Répondez brièvement à ces questions sur l'extrait ci-dessous :
(a) Quel air prend-on, selon l'extrait, si l'on reste immobile quelques minutes derrière une vitre ?
(b) Qu'y a-t-il à l'extérieur du compartiment de l'Orient-Express ?
(c) Quel paradoxe connaissent ceux qui ont des attaches et doivent voyager seuls ?

## Extrait
* * * * * * * * *
Toute image associant intérieur et extérieur est mélancolique. On n’y peut rien c’est comme ça. Tenez vous immobile derrière une vitre quelques minutes, vous aurez l’air triste. Cette photo n’échappe pas à la règle. On est à bord de l’Orient-Express. A l’intérieur, le compartiment tout en boiseries et lourds drapés. A l’extérieur, une jungle sud-asiatique. On n’a pas vraiment envie de plaindre Alex Crétey Systermans sur ce coup. Pourtant, la mélancolie est là et elle est puissante. Je pense qu’au moment où il prenait cette photo, il réalisait la chance qu’il avait et ses proches lui manquaient. Elle leur est adressée. C’est un paradoxe que ceux qui ont des attaches et sont amenés à voyager seul connaissent : plus l’échappée est belle, plus on regrette de ne pas pouvoir la partager. Alex Crétey Systermans dépeint merveilleusement ce sentiment, sans que l’on sache si celui-ci est la cause ou la conséquence du déclenchement.

On board the Orient-Express

Every image that links the interior with the exterior is melancholy. There’s nothing that can be done, that’s just the way things are. If you stand motionless behind a window for a few minutes, you will appear sad. This photo is no exception to the rule. We are aboard the Orient Express. Inside the carriage, all is woodwork and heavy curtains, outside is a South Asian jungle. We are not going to feel sorry for Alex Crétey Systermans on this one, yet there is melancholy and it is very powerful. I think that at the moment he was taking this photograph he realised how lucky he was and how much he was missing his family. The picture is for them. It is a paradox that those who have ties but may need to travel alone know: the better the getaway, the more one wishes that it could be shared. Alex Crétey Systermans portrays this feeling masterfully without the viewer knowing whether that is the cause or the consequence of the shutter release.
* * * * * * * * *
## Données

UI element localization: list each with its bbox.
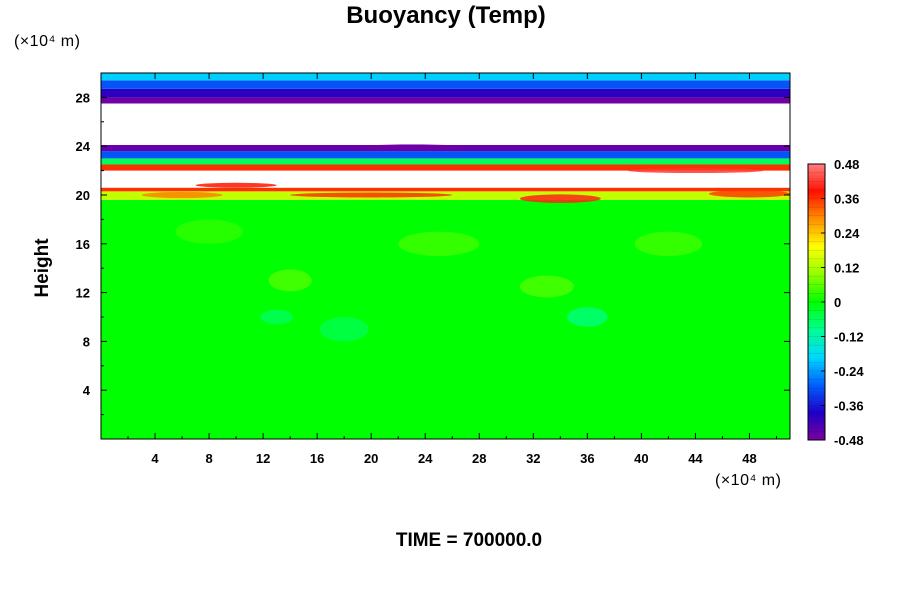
* * * * * * * * *
## Corrigé
(a) On a l'air triste.
(b) Une jungle sud-asiatique.
(c) Plus l'échappée est belle, plus on regrette de ne pas pouvoir la partager.